DATA LISTING:
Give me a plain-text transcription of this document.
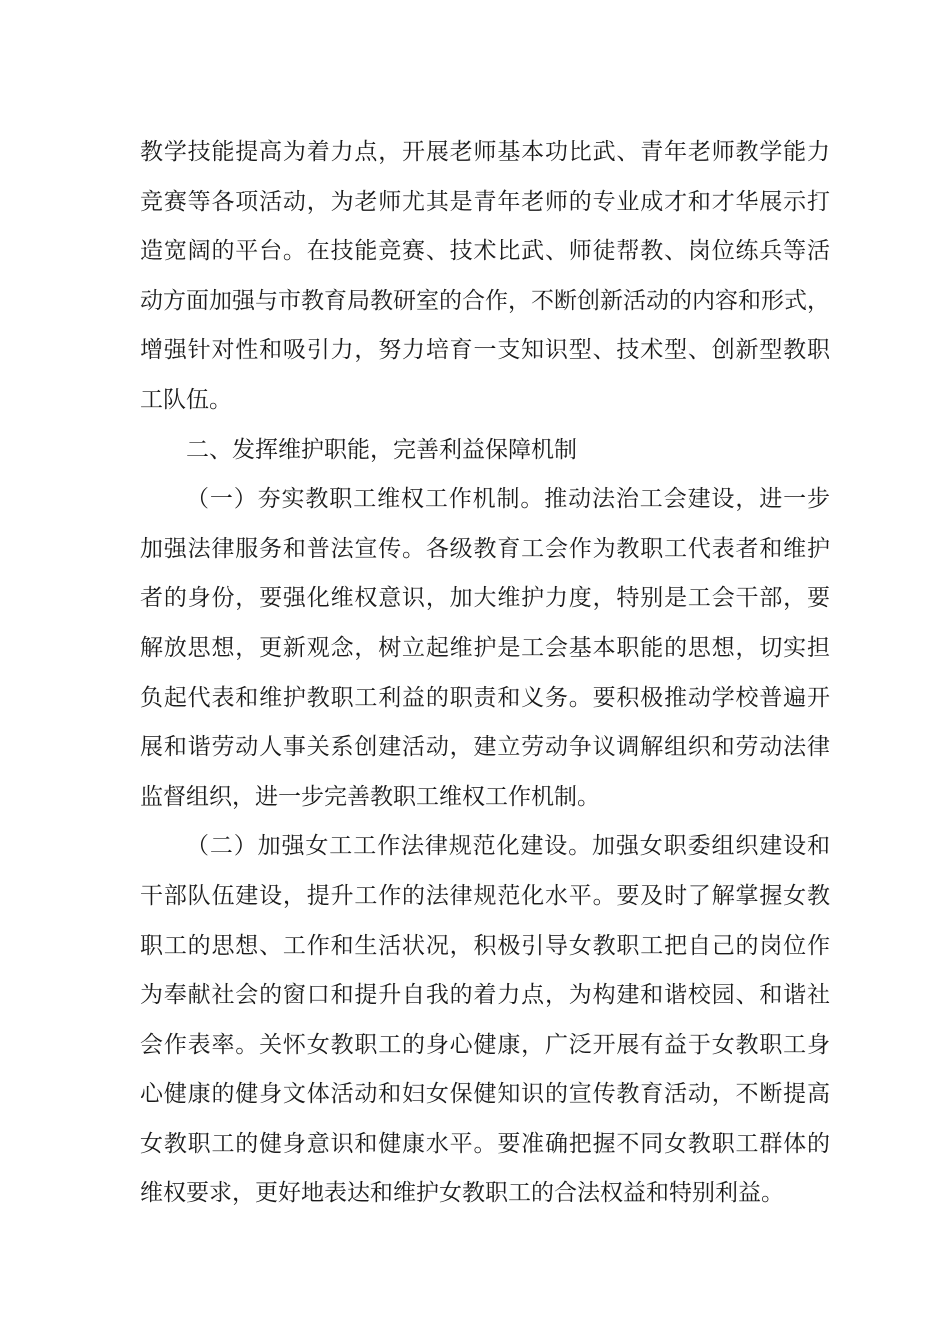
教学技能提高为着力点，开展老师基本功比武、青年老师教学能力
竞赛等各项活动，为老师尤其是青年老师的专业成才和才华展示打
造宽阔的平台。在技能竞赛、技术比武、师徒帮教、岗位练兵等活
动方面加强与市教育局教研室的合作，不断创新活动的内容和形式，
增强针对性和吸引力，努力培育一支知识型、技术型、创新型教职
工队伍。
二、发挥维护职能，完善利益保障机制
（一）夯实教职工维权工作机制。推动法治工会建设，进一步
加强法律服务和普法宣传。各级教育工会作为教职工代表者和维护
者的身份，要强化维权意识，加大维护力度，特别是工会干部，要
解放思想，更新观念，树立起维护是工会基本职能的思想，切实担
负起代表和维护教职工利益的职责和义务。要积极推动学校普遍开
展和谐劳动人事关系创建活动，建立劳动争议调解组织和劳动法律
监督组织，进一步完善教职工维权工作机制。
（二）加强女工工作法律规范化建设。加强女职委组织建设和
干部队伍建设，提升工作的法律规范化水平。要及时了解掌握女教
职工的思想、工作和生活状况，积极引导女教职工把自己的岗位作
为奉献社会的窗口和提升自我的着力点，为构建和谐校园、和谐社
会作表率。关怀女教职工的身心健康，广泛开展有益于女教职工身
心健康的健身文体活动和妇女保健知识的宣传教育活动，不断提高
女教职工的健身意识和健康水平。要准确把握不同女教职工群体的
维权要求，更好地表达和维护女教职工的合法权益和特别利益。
* * *
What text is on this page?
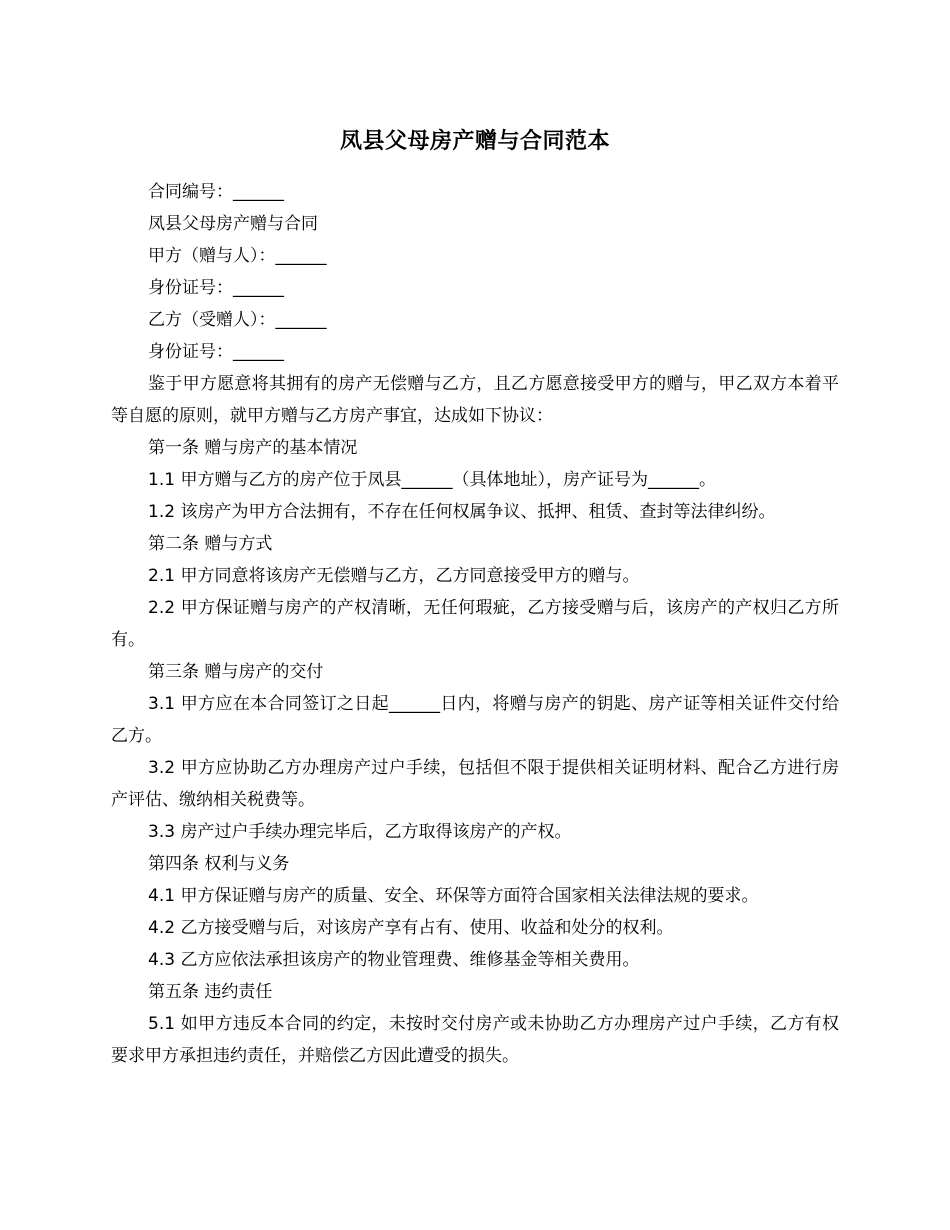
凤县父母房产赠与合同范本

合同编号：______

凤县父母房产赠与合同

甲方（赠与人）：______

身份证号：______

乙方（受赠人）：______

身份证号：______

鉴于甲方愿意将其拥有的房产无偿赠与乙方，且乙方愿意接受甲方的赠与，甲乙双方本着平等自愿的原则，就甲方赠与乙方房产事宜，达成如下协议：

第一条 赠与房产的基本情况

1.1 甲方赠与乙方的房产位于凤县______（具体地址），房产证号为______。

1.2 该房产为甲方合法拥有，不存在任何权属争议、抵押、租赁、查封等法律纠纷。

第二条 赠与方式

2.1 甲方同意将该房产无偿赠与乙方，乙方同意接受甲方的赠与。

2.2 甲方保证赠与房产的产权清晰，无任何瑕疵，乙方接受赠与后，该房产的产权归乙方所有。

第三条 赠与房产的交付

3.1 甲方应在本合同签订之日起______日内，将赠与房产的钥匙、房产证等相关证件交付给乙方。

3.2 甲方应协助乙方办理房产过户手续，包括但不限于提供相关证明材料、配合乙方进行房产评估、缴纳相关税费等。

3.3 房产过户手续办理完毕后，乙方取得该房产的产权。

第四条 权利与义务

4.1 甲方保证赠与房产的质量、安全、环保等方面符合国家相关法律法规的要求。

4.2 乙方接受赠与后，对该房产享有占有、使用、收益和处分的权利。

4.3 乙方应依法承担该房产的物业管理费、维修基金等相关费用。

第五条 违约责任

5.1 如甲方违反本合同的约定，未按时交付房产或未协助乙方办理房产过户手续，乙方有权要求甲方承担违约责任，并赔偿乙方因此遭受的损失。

WHAT THIS TASK INVOLVES: Look through the entries above; copy every line holding the string "乙方接受赠与后".

EXERCISE OUTPUT:
2.2 甲方保证赠与房产的产权清晰，无任何瑕疵，乙方接受赠与后，该房产的产权归乙方所有。
4.2 乙方接受赠与后，对该房产享有占有、使用、收益和处分的权利。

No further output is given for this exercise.